[The problem]: All lines holding the string "outline" are to be shown.

+++ Supplied records

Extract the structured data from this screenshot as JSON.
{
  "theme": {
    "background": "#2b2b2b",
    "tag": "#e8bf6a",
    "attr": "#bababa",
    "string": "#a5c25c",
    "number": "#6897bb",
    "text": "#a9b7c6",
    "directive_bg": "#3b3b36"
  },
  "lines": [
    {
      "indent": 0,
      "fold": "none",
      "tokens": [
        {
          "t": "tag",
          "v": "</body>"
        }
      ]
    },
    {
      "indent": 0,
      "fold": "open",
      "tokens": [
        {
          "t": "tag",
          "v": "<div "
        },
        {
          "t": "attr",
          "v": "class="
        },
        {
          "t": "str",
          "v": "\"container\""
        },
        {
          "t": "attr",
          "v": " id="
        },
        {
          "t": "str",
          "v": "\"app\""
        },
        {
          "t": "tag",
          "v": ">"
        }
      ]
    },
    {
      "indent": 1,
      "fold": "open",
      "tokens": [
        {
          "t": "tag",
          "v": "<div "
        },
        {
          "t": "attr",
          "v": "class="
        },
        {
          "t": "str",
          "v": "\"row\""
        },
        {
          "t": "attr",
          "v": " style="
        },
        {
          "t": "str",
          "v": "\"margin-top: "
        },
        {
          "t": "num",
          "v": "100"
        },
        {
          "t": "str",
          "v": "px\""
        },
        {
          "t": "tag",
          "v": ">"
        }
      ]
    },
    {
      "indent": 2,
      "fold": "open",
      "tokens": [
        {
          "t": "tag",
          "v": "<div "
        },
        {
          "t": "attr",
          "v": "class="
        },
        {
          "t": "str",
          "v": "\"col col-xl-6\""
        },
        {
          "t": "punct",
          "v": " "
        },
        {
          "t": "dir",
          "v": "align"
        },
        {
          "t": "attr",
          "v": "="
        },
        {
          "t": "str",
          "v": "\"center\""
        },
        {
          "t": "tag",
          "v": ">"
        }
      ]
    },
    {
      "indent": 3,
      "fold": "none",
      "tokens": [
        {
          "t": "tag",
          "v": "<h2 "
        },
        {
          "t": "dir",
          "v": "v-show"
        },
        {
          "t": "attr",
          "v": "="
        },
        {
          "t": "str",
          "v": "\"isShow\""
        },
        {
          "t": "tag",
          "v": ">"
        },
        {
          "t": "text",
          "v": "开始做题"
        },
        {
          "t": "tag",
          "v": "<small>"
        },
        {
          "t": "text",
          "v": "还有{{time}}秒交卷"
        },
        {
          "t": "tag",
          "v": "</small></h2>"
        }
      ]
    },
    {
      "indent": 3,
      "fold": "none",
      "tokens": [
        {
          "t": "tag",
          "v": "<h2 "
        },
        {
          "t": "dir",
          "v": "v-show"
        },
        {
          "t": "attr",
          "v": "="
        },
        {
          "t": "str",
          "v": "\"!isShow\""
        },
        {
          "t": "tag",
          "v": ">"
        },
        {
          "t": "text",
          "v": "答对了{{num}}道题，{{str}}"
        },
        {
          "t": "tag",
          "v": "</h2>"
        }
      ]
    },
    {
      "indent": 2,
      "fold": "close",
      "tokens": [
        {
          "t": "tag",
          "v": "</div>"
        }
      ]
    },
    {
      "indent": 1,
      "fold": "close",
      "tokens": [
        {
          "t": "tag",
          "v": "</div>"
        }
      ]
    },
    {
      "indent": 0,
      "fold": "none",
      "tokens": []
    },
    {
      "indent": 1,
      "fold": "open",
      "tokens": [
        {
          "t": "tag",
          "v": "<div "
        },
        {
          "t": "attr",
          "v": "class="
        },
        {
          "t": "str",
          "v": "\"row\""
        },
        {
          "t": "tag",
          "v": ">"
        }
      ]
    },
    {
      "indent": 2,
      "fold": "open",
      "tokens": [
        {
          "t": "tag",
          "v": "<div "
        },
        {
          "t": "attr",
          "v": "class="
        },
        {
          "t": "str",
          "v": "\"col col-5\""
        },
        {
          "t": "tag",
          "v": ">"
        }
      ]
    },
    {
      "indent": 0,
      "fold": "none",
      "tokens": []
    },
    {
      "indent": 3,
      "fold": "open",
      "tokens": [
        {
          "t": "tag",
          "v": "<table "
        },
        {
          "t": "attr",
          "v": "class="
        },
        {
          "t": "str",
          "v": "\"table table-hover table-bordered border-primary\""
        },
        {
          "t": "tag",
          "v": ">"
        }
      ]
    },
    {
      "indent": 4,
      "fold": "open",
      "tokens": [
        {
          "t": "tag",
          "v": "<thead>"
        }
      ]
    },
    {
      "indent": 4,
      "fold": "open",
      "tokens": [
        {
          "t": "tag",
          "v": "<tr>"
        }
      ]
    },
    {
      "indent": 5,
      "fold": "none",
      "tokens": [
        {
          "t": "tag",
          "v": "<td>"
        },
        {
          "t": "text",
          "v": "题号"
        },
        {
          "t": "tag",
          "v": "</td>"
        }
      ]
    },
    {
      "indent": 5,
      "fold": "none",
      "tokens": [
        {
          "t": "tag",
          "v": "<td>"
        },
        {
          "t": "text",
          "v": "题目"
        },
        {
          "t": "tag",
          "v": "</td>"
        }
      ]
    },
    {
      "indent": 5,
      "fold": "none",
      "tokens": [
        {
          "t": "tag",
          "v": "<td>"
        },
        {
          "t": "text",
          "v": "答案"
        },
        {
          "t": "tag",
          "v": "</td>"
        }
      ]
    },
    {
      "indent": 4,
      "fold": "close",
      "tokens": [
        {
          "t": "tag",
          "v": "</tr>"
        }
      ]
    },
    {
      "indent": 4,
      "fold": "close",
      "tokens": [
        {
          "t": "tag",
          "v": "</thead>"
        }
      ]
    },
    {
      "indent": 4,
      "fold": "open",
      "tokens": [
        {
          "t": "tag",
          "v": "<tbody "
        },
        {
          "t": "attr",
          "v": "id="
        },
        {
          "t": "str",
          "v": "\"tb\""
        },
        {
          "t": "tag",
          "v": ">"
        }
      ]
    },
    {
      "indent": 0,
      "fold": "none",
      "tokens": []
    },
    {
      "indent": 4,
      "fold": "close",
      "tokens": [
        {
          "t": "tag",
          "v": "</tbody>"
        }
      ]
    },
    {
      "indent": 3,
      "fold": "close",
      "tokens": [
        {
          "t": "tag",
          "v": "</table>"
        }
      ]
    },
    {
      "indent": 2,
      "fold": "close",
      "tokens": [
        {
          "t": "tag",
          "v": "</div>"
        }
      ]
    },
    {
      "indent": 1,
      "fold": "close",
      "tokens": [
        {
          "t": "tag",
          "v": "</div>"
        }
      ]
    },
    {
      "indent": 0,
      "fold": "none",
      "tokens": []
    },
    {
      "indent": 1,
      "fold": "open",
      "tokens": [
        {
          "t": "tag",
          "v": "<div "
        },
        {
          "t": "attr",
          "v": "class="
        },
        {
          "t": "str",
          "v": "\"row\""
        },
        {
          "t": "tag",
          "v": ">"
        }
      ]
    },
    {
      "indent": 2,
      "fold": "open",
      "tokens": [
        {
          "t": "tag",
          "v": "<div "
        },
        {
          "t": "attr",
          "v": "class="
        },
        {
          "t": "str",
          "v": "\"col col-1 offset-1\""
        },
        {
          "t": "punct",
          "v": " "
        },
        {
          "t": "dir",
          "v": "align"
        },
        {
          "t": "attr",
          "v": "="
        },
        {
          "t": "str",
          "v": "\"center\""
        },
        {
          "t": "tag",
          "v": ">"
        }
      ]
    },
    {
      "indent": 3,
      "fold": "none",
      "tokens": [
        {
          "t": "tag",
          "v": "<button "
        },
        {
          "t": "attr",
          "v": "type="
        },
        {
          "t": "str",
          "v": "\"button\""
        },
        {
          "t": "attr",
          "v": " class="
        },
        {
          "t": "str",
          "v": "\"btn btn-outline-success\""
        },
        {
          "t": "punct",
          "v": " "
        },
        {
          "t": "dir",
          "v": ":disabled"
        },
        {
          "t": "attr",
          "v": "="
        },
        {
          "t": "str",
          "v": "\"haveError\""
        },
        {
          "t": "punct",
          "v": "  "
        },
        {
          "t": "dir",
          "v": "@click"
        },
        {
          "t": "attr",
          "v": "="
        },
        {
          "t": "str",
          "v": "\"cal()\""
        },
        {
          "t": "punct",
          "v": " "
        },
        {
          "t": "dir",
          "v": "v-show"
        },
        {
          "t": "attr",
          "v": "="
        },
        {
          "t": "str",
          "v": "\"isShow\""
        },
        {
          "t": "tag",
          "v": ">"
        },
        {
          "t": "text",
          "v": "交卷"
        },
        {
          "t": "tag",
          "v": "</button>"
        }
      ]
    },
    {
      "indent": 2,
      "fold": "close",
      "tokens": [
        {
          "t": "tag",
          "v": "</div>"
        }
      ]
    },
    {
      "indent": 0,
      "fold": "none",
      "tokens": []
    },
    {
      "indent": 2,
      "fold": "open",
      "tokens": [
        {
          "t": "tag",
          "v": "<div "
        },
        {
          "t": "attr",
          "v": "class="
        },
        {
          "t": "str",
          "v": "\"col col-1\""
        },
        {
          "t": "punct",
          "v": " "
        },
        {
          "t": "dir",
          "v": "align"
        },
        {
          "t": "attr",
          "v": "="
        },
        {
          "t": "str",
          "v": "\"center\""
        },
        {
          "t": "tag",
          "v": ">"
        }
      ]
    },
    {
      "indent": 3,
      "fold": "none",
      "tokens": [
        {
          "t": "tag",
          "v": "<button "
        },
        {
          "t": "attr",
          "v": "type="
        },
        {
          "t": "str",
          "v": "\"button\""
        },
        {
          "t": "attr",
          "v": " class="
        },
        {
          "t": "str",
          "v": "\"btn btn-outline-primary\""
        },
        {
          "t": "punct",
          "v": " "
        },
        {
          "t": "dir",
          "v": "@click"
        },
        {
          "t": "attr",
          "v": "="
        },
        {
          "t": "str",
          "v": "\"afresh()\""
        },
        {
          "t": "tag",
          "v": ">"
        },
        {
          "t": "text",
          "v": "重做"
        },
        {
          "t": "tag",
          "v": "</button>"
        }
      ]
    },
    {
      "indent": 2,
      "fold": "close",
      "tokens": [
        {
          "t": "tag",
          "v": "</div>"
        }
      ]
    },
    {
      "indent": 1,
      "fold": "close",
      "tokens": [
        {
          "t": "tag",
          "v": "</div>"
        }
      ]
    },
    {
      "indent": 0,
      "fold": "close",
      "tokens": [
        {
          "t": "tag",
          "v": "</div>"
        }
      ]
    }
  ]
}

++++++

[Output of the task]:
          "v": "\"btn btn-outline-success\""
          "v": "\"btn btn-outline-primary\""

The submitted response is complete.